--- begin Records to use ---

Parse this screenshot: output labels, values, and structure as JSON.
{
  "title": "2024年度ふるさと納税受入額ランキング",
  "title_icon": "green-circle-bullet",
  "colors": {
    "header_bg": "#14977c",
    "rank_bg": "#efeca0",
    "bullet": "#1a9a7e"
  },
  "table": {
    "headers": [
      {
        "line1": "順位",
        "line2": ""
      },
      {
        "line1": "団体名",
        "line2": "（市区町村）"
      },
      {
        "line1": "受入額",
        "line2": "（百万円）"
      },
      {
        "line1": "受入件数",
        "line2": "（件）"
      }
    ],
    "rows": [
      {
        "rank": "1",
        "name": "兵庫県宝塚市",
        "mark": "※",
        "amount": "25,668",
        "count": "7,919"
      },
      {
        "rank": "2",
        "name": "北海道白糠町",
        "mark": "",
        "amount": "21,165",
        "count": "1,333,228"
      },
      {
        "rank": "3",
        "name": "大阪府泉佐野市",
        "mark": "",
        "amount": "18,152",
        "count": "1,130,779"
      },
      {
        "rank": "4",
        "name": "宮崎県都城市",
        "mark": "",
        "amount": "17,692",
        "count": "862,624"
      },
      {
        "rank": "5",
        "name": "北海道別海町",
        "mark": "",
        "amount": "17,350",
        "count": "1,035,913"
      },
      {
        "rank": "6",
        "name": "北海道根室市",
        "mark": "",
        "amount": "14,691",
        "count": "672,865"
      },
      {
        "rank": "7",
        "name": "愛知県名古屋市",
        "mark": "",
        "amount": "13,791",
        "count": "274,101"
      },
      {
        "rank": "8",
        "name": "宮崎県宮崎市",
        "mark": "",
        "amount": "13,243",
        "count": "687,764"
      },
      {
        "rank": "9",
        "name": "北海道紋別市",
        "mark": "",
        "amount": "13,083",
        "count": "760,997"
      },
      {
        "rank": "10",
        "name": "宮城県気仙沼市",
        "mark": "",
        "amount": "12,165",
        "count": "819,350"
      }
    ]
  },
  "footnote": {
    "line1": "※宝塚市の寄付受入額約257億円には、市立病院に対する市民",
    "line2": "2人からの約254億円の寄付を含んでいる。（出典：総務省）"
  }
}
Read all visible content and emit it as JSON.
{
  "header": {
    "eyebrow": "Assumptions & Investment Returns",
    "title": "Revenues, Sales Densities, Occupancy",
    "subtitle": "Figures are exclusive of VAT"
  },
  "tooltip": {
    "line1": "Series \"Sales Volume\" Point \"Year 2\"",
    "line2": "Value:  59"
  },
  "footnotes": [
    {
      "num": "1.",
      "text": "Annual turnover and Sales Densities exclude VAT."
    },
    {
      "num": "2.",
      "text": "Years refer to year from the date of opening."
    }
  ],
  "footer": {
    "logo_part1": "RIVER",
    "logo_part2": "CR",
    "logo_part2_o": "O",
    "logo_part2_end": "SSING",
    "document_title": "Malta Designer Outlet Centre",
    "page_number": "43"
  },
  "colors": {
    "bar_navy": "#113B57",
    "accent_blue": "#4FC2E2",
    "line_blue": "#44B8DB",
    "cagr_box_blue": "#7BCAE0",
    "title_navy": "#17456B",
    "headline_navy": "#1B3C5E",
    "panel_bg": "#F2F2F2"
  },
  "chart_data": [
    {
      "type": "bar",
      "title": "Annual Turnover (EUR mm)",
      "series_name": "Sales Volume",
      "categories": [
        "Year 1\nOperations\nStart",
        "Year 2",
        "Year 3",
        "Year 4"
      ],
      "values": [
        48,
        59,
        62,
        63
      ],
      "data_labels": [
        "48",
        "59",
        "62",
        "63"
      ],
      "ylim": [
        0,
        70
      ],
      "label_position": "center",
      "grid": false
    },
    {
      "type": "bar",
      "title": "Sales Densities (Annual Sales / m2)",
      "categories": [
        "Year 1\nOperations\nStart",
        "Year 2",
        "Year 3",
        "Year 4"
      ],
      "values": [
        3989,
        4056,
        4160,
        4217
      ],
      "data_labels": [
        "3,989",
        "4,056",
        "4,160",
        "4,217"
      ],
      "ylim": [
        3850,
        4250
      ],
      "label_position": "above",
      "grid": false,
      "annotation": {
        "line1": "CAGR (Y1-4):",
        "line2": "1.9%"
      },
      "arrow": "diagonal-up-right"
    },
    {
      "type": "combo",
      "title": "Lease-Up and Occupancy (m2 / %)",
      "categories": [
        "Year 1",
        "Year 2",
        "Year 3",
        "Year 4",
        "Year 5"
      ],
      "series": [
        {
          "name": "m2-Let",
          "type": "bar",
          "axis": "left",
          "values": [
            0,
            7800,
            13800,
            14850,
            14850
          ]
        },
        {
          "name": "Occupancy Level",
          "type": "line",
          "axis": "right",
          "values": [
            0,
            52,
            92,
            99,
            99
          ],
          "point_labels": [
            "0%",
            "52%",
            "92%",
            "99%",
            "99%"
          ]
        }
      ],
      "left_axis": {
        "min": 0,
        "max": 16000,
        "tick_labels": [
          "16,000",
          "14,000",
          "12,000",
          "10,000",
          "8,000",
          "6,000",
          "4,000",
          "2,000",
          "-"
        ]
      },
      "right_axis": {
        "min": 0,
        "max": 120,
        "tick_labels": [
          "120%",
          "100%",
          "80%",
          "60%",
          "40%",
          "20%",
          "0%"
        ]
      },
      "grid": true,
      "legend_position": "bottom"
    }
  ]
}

--- end Records to use ---

Every entry above should be retyped exactly as shown.

Task answer:
Parse this screenshot: output labels, values, and structure as JSON.
{
  "title": "2024年度ふるさと納税受入額ランキング",
  "title_icon": "green-circle-bullet",
  "colors": {
    "header_bg": "#14977c",
    "rank_bg": "#efeca0",
    "bullet": "#1a9a7e"
  },
  "table": {
    "headers": [
      {
        "line1": "順位",
        "line2": ""
      },
      {
        "line1": "団体名",
        "line2": "（市区町村）"
      },
      {
        "line1": "受入額",
        "line2": "（百万円）"
      },
      {
        "line1": "受入件数",
        "line2": "（件）"
      }
    ],
    "rows": [
      {
        "rank": "1",
        "name": "兵庫県宝塚市",
        "mark": "※",
        "amount": "25,668",
        "count": "7,919"
      },
      {
        "rank": "2",
        "name": "北海道白糠町",
        "mark": "",
        "amount": "21,165",
        "count": "1,333,228"
      },
      {
        "rank": "3",
        "name": "大阪府泉佐野市",
        "mark": "",
        "amount": "18,152",
        "count": "1,130,779"
      },
      {
        "rank": "4",
        "name": "宮崎県都城市",
        "mark": "",
        "amount": "17,692",
        "count": "862,624"
      },
      {
        "rank": "5",
        "name": "北海道別海町",
        "mark": "",
        "amount": "17,350",
        "count": "1,035,913"
      },
      {
        "rank": "6",
        "name": "北海道根室市",
        "mark": "",
        "amount": "14,691",
        "count": "672,865"
      },
      {
        "rank": "7",
        "name": "愛知県名古屋市",
        "mark": "",
        "amount": "13,791",
        "count": "274,101"
      },
      {
        "rank": "8",
        "name": "宮崎県宮崎市",
        "mark": "",
        "amount": "13,243",
        "count": "687,764"
      },
      {
        "rank": "9",
        "name": "北海道紋別市",
        "mark": "",
        "amount": "13,083",
        "count": "760,997"
      },
      {
        "rank": "10",
        "name": "宮城県気仙沼市",
        "mark": "",
        "amount": "12,165",
        "count": "819,350"
      }
    ]
  },
  "footnote": {
    "line1": "※宝塚市の寄付受入額約257億円には、市立病院に対する市民",
    "line2": "2人からの約254億円の寄付を含んでいる。（出典：総務省）"
  }
}
Read all visible content and emit it as JSON.
{
  "header": {
    "eyebrow": "Assumptions & Investment Returns",
    "title": "Revenues, Sales Densities, Occupancy",
    "subtitle": "Figures are exclusive of VAT"
  },
  "tooltip": {
    "line1": "Series \"Sales Volume\" Point \"Year 2\"",
    "line2": "Value:  59"
  },
  "footnotes": [
    {
      "num": "1.",
      "text": "Annual turnover and Sales Densities exclude VAT."
    },
    {
      "num": "2.",
      "text": "Years refer to year from the date of opening."
    }
  ],
  "footer": {
    "logo_part1": "RIVER",
    "logo_part2": "CR",
    "logo_part2_o": "O",
    "logo_part2_end": "SSING",
    "document_title": "Malta Designer Outlet Centre",
    "page_number": "43"
  },
  "colors": {
    "bar_navy": "#113B57",
    "accent_blue": "#4FC2E2",
    "line_blue": "#44B8DB",
    "cagr_box_blue": "#7BCAE0",
    "title_navy": "#17456B",
    "headline_navy": "#1B3C5E",
    "panel_bg": "#F2F2F2"
  },
  "chart_data": [
    {
      "type": "bar",
      "title": "Annual Turnover (EUR mm)",
      "series_name": "Sales Volume",
      "categories": [
        "Year 1\nOperations\nStart",
        "Year 2",
        "Year 3",
        "Year 4"
      ],
      "values": [
        48,
        59,
        62,
        63
      ],
      "data_labels": [
        "48",
        "59",
        "62",
        "63"
      ],
      "ylim": [
        0,
        70
      ],
      "label_position": "center",
      "grid": false
    },
    {
      "type": "bar",
      "title": "Sales Densities (Annual Sales / m2)",
      "categories": [
        "Year 1\nOperations\nStart",
        "Year 2",
        "Year 3",
        "Year 4"
      ],
      "values": [
        3989,
        4056,
        4160,
        4217
      ],
      "data_labels": [
        "3,989",
        "4,056",
        "4,160",
        "4,217"
      ],
      "ylim": [
        3850,
        4250
      ],
      "label_position": "above",
      "grid": false,
      "annotation": {
        "line1": "CAGR (Y1-4):",
        "line2": "1.9%"
      },
      "arrow": "diagonal-up-right"
    },
    {
      "type": "combo",
      "title": "Lease-Up and Occupancy (m2 / %)",
      "categories": [
        "Year 1",
        "Year 2",
        "Year 3",
        "Year 4",
        "Year 5"
      ],
      "series": [
        {
          "name": "m2-Let",
          "type": "bar",
          "axis": "left",
          "values": [
            0,
            7800,
            13800,
            14850,
            14850
          ]
        },
        {
          "name": "Occupancy Level",
          "type": "line",
          "axis": "right",
          "values": [
            0,
            52,
            92,
            99,
            99
          ],
          "point_labels": [
            "0%",
            "52%",
            "92%",
            "99%",
            "99%"
          ]
        }
      ],
      "left_axis": {
        "min": 0,
        "max": 16000,
        "tick_labels": [
          "16,000",
          "14,000",
          "12,000",
          "10,000",
          "8,000",
          "6,000",
          "4,000",
          "2,000",
          "-"
        ]
      },
      "right_axis": {
        "min": 0,
        "max": 120,
        "tick_labels": [
          "120%",
          "100%",
          "80%",
          "60%",
          "40%",
          "20%",
          "0%"
        ]
      },
      "grid": true,
      "legend_position": "bottom"
    }
  ]
}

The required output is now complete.